(begin)

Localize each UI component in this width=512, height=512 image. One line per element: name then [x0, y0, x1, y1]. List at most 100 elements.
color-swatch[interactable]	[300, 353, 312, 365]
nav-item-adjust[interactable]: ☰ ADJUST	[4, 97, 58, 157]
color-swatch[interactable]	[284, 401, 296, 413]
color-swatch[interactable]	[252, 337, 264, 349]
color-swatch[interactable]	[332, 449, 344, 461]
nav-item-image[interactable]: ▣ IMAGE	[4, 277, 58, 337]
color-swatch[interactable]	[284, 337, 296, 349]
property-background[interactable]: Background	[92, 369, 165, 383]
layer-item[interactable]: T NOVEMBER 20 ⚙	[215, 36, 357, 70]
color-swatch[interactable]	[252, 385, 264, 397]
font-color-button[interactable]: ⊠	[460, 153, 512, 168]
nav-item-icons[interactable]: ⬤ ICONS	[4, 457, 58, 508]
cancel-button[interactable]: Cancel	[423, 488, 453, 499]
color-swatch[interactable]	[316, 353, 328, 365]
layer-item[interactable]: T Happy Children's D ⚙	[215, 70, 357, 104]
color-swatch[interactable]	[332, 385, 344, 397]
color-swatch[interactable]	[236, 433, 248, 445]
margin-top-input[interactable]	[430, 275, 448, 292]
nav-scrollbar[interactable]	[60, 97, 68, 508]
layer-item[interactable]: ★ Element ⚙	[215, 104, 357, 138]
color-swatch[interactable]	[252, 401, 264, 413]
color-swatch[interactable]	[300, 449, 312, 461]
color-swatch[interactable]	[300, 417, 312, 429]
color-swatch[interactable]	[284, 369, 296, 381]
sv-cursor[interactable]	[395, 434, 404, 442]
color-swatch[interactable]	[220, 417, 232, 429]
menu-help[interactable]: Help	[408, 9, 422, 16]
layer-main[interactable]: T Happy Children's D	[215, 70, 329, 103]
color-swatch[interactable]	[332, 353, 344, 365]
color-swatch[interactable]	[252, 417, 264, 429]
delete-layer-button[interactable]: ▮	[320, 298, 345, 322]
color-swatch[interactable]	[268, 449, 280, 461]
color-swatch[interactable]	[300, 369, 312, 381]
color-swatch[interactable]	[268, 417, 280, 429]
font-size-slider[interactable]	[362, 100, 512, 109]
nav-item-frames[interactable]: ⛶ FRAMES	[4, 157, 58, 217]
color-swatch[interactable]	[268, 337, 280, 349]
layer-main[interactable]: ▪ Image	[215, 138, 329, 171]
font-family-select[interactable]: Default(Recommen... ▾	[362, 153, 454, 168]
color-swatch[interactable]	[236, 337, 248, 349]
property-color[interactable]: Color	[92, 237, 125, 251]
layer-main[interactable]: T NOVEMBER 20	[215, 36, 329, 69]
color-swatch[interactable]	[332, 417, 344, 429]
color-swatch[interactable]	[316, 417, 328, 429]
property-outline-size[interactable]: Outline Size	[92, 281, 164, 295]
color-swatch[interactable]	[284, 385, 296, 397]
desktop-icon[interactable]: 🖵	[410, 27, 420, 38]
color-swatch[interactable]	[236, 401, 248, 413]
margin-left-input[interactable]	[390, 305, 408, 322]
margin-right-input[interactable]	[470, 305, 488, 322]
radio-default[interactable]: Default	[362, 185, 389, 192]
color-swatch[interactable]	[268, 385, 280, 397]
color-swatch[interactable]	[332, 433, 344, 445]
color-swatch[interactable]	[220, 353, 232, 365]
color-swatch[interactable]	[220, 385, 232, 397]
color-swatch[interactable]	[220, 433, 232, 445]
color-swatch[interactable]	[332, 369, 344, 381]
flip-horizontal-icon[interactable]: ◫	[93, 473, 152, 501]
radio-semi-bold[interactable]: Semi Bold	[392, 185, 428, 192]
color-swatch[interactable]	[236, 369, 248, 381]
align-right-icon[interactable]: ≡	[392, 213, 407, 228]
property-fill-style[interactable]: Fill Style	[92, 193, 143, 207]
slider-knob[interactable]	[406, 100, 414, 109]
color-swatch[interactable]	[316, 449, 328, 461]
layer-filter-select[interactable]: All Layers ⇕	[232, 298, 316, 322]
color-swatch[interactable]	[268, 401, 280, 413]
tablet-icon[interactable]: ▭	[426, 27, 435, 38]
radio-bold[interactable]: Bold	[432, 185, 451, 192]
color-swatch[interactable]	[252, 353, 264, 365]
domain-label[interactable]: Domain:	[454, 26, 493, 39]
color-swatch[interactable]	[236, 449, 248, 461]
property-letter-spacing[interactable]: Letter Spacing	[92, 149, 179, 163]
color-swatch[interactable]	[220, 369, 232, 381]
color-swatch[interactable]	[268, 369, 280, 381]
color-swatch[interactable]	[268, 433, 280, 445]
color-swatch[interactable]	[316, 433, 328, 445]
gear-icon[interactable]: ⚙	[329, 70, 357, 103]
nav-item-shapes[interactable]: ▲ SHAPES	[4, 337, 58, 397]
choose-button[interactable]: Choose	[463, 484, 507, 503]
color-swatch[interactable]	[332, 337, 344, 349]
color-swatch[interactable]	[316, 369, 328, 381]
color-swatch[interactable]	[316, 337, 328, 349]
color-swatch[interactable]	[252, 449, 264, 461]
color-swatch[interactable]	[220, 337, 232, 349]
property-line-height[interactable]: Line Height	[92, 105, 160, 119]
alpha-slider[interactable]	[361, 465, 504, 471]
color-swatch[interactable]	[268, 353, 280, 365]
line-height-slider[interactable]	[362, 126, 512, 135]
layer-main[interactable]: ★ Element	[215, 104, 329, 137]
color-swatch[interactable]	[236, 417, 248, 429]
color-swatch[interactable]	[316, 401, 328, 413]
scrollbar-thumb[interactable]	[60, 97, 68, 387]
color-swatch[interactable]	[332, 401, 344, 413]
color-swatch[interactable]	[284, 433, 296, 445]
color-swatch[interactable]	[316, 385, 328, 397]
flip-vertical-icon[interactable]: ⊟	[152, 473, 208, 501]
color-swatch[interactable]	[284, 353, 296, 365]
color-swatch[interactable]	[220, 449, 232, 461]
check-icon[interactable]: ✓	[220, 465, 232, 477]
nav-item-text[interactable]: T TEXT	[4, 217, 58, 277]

(end)

Written exercise: Copy the entire listing above line for line, keeping every character, space and bracket unchanged.

Written response:
Localize each UI component in this width=512, height=512 image. One line per element: name then [x0, y0, x1, y1]. List at most 100 elements.
color-swatch[interactable]	[300, 353, 312, 365]
nav-item-adjust[interactable]: ☰ ADJUST	[4, 97, 58, 157]
color-swatch[interactable]	[284, 401, 296, 413]
color-swatch[interactable]	[252, 337, 264, 349]
color-swatch[interactable]	[332, 449, 344, 461]
nav-item-image[interactable]: ▣ IMAGE	[4, 277, 58, 337]
color-swatch[interactable]	[284, 337, 296, 349]
property-background[interactable]: Background	[92, 369, 165, 383]
layer-item[interactable]: T NOVEMBER 20 ⚙	[215, 36, 357, 70]
color-swatch[interactable]	[252, 385, 264, 397]
font-color-button[interactable]: ⊠	[460, 153, 512, 168]
nav-item-icons[interactable]: ⬤ ICONS	[4, 457, 58, 508]
cancel-button[interactable]: Cancel	[423, 488, 453, 499]
color-swatch[interactable]	[316, 353, 328, 365]
layer-item[interactable]: T Happy Children's D ⚙	[215, 70, 357, 104]
color-swatch[interactable]	[332, 385, 344, 397]
color-swatch[interactable]	[236, 433, 248, 445]
margin-top-input[interactable]	[430, 275, 448, 292]
nav-scrollbar[interactable]	[60, 97, 68, 508]
layer-item[interactable]: ★ Element ⚙	[215, 104, 357, 138]
color-swatch[interactable]	[252, 401, 264, 413]
color-swatch[interactable]	[300, 449, 312, 461]
color-swatch[interactable]	[300, 417, 312, 429]
color-swatch[interactable]	[284, 369, 296, 381]
sv-cursor[interactable]	[395, 434, 404, 442]
color-swatch[interactable]	[220, 417, 232, 429]
menu-help[interactable]: Help	[408, 9, 422, 16]
layer-main[interactable]: T Happy Children's D	[215, 70, 329, 103]
color-swatch[interactable]	[332, 353, 344, 365]
color-swatch[interactable]	[252, 417, 264, 429]
delete-layer-button[interactable]: ▮	[320, 298, 345, 322]
color-swatch[interactable]	[268, 449, 280, 461]
color-swatch[interactable]	[300, 369, 312, 381]
color-swatch[interactable]	[268, 417, 280, 429]
font-size-slider[interactable]	[362, 100, 512, 109]
nav-item-frames[interactable]: ⛶ FRAMES	[4, 157, 58, 217]
color-swatch[interactable]	[268, 337, 280, 349]
layer-main[interactable]: ▪ Image	[215, 138, 329, 171]
font-family-select[interactable]: Default(Recommen... ▾	[362, 153, 454, 168]
color-swatch[interactable]	[236, 337, 248, 349]
property-color[interactable]: Color	[92, 237, 125, 251]
layer-main[interactable]: T NOVEMBER 20	[215, 36, 329, 69]
color-swatch[interactable]	[332, 417, 344, 429]
color-swatch[interactable]	[316, 417, 328, 429]
property-outline-size[interactable]: Outline Size	[92, 281, 164, 295]
color-swatch[interactable]	[284, 385, 296, 397]
desktop-icon[interactable]: 🖵	[410, 27, 420, 38]
color-swatch[interactable]	[236, 401, 248, 413]
margin-left-input[interactable]	[390, 305, 408, 322]
margin-right-input[interactable]	[470, 305, 488, 322]
radio-default[interactable]: Default	[362, 185, 389, 192]
color-swatch[interactable]	[268, 385, 280, 397]
color-swatch[interactable]	[332, 433, 344, 445]
color-swatch[interactable]	[220, 353, 232, 365]
color-swatch[interactable]	[220, 385, 232, 397]
color-swatch[interactable]	[220, 433, 232, 445]
color-swatch[interactable]	[332, 369, 344, 381]
flip-horizontal-icon[interactable]: ◫	[93, 473, 152, 501]
radio-semi-bold[interactable]: Semi Bold	[392, 185, 428, 192]
color-swatch[interactable]	[236, 369, 248, 381]
align-right-icon[interactable]: ≡	[392, 213, 407, 228]
property-fill-style[interactable]: Fill Style	[92, 193, 143, 207]
slider-knob[interactable]	[406, 100, 414, 109]
color-swatch[interactable]	[316, 449, 328, 461]
layer-filter-select[interactable]: All Layers ⇕	[232, 298, 316, 322]
color-swatch[interactable]	[268, 401, 280, 413]
tablet-icon[interactable]: ▭	[426, 27, 435, 38]
radio-bold[interactable]: Bold	[432, 185, 451, 192]
color-swatch[interactable]	[252, 353, 264, 365]
domain-label[interactable]: Domain:	[454, 26, 493, 39]
color-swatch[interactable]	[236, 449, 248, 461]
property-letter-spacing[interactable]: Letter Spacing	[92, 149, 179, 163]
color-swatch[interactable]	[220, 369, 232, 381]
color-swatch[interactable]	[268, 369, 280, 381]
color-swatch[interactable]	[268, 433, 280, 445]
color-swatch[interactable]	[316, 433, 328, 445]
gear-icon[interactable]: ⚙	[329, 70, 357, 103]
nav-item-shapes[interactable]: ▲ SHAPES	[4, 337, 58, 397]
choose-button[interactable]: Choose	[463, 484, 507, 503]
color-swatch[interactable]	[332, 337, 344, 349]
color-swatch[interactable]	[316, 369, 328, 381]
color-swatch[interactable]	[316, 337, 328, 349]
color-swatch[interactable]	[252, 449, 264, 461]
color-swatch[interactable]	[220, 337, 232, 349]
property-line-height[interactable]: Line Height	[92, 105, 160, 119]
alpha-slider[interactable]	[361, 465, 504, 471]
color-swatch[interactable]	[268, 353, 280, 365]
line-height-slider[interactable]	[362, 126, 512, 135]
layer-main[interactable]: ★ Element	[215, 104, 329, 137]
color-swatch[interactable]	[236, 417, 248, 429]
color-swatch[interactable]	[316, 401, 328, 413]
scrollbar-thumb[interactable]	[60, 97, 68, 387]
color-swatch[interactable]	[332, 401, 344, 413]
color-swatch[interactable]	[284, 433, 296, 445]
color-swatch[interactable]	[316, 385, 328, 397]
flip-vertical-icon[interactable]: ⊟	[152, 473, 208, 501]
color-swatch[interactable]	[284, 353, 296, 365]
color-swatch[interactable]	[220, 449, 232, 461]
check-icon[interactable]: ✓	[220, 465, 232, 477]
nav-item-text[interactable]: T TEXT	[4, 217, 58, 277]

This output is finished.